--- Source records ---
■ ■ ■ ■
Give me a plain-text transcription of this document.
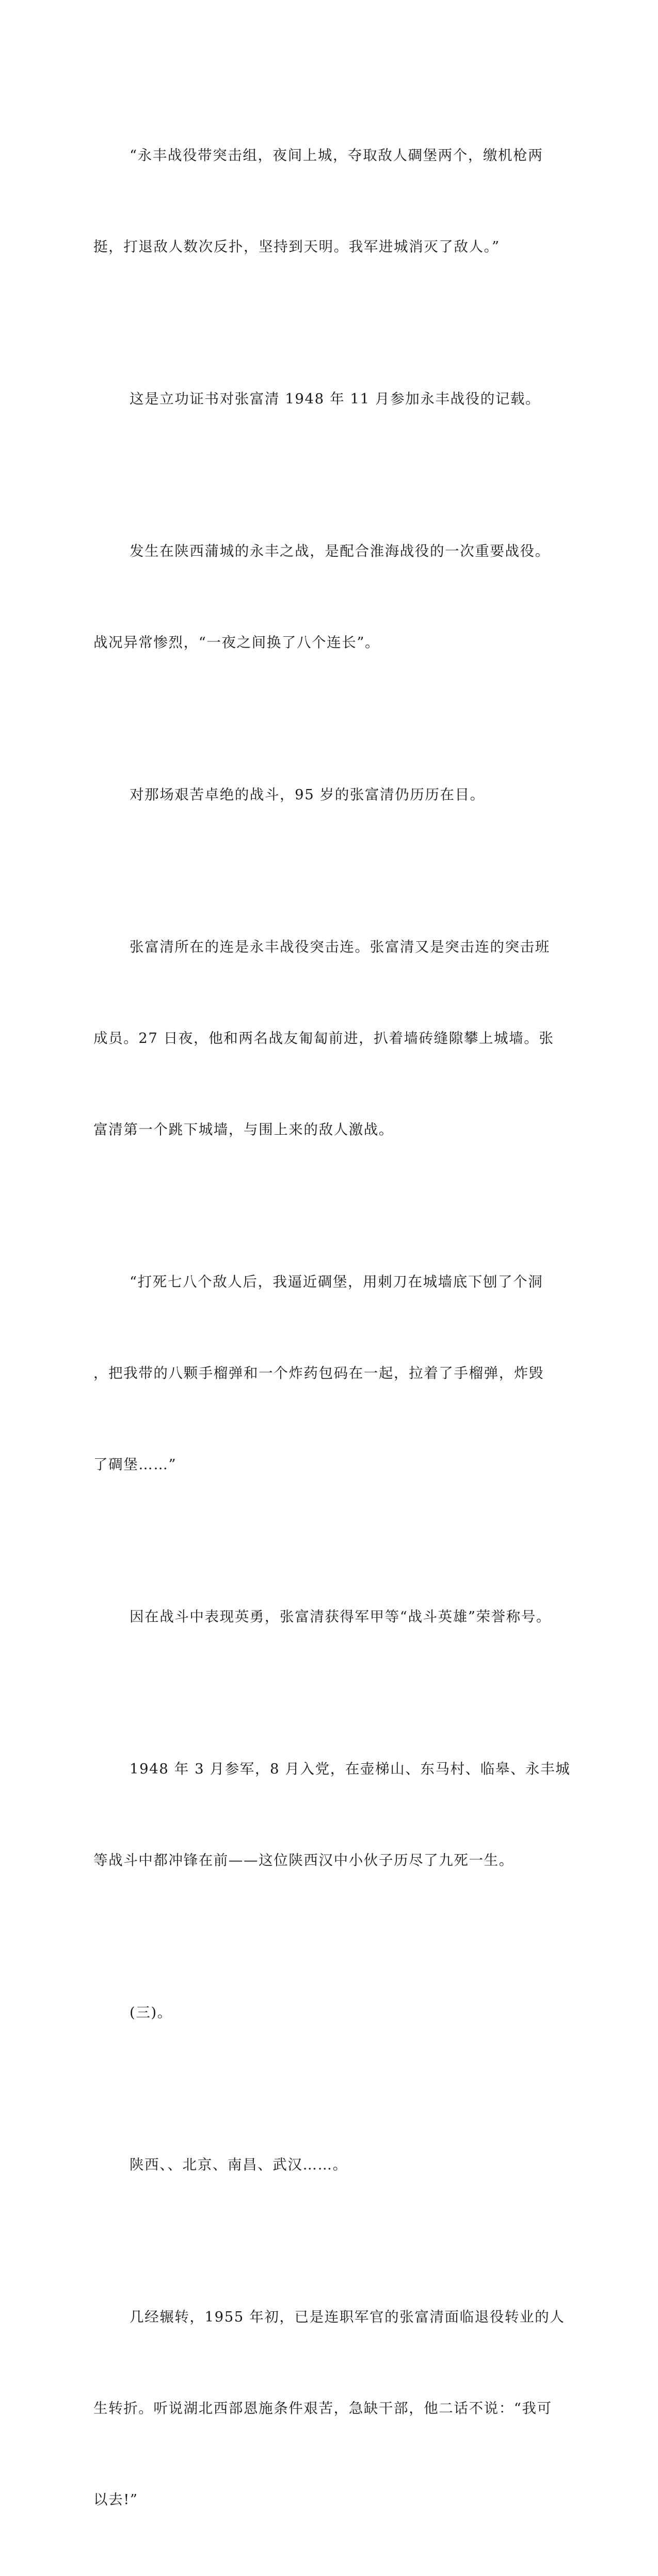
“永丰战役带突击组，夜间上城，夺取敌人碉堡两个，缴机枪两

挺，打退敌人数次反扑，坚持到天明。我军进城消灭了敌人。”

这是立功证书对张富清 1948 年 11 月参加永丰战役的记载。

发生在陕西蒲城的永丰之战，是配合淮海战役的一次重要战役。

战况异常惨烈，“一夜之间换了八个连长”。

对那场艰苦卓绝的战斗，95 岁的张富清仍历历在目。

张富清所在的连是永丰战役突击连。张富清又是突击连的突击班

成员。27 日夜，他和两名战友匍匐前进，扒着墙砖缝隙攀上城墙。张

富清第一个跳下城墙，与围上来的敌人激战。

“打死七八个敌人后，我逼近碉堡，用刺刀在城墙底下刨了个洞

，把我带的八颗手榴弹和一个炸药包码在一起，拉着了手榴弹，炸毁

了碉堡……”

因在战斗中表现英勇，张富清获得军甲等“战斗英雄”荣誉称号。

1948 年 3 月参军，8 月入党，在壶梯山、东马村、临皋、永丰城

等战斗中都冲锋在前——这位陕西汉中小伙子历尽了九死一生。

(三)。

陕西、、北京、南昌、武汉……。

几经辗转，1955 年初，已是连职军官的张富清面临退役转业的人

生转折。听说湖北西部恩施条件艰苦，急缺干部，他二话不说：“我可

以去!”
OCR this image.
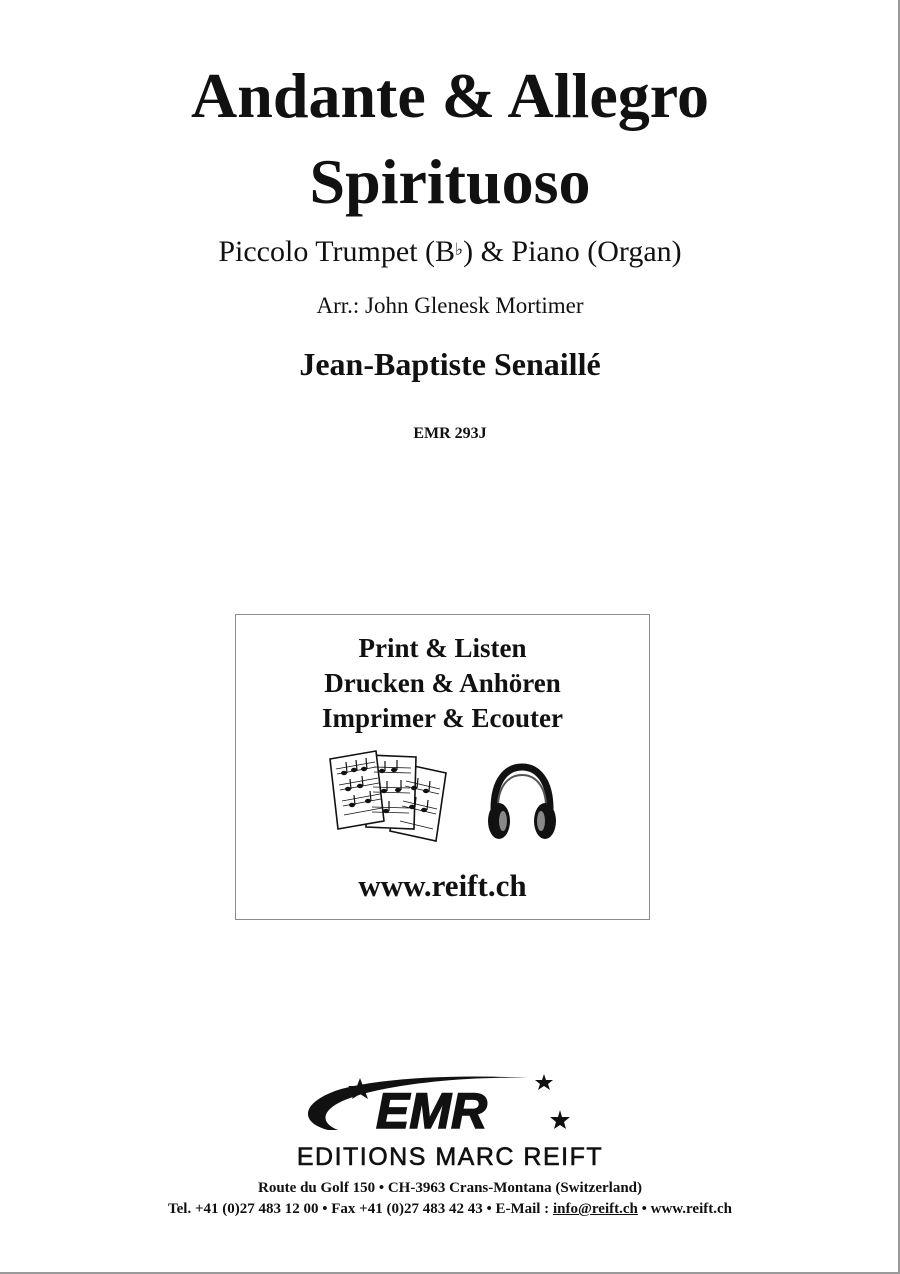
Andante & Allegro
Spirituoso
Piccolo Trumpet (B♭) & Piano (Organ)
Arr.: John Glenesk Mortimer
Jean-Baptiste Senaillé
EMR 293J
Print & Listen
Drucken & Anhören
Imprimer & Ecouter
www.reift.ch
EMR
EDITIONS MARC REIFT
Route du Golf 150 • CH-3963 Crans-Montana (Switzerland)
Tel. +41 (0)27 483 12 00 • Fax +41 (0)27 483 42 43 • E-Mail : info@reift.ch • www.reift.ch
■ ■ ■ ■
Write out every line of the entries that holds the word "this".

--- Full output ---
Give me a plain-text transcription of this document.
OCR this image.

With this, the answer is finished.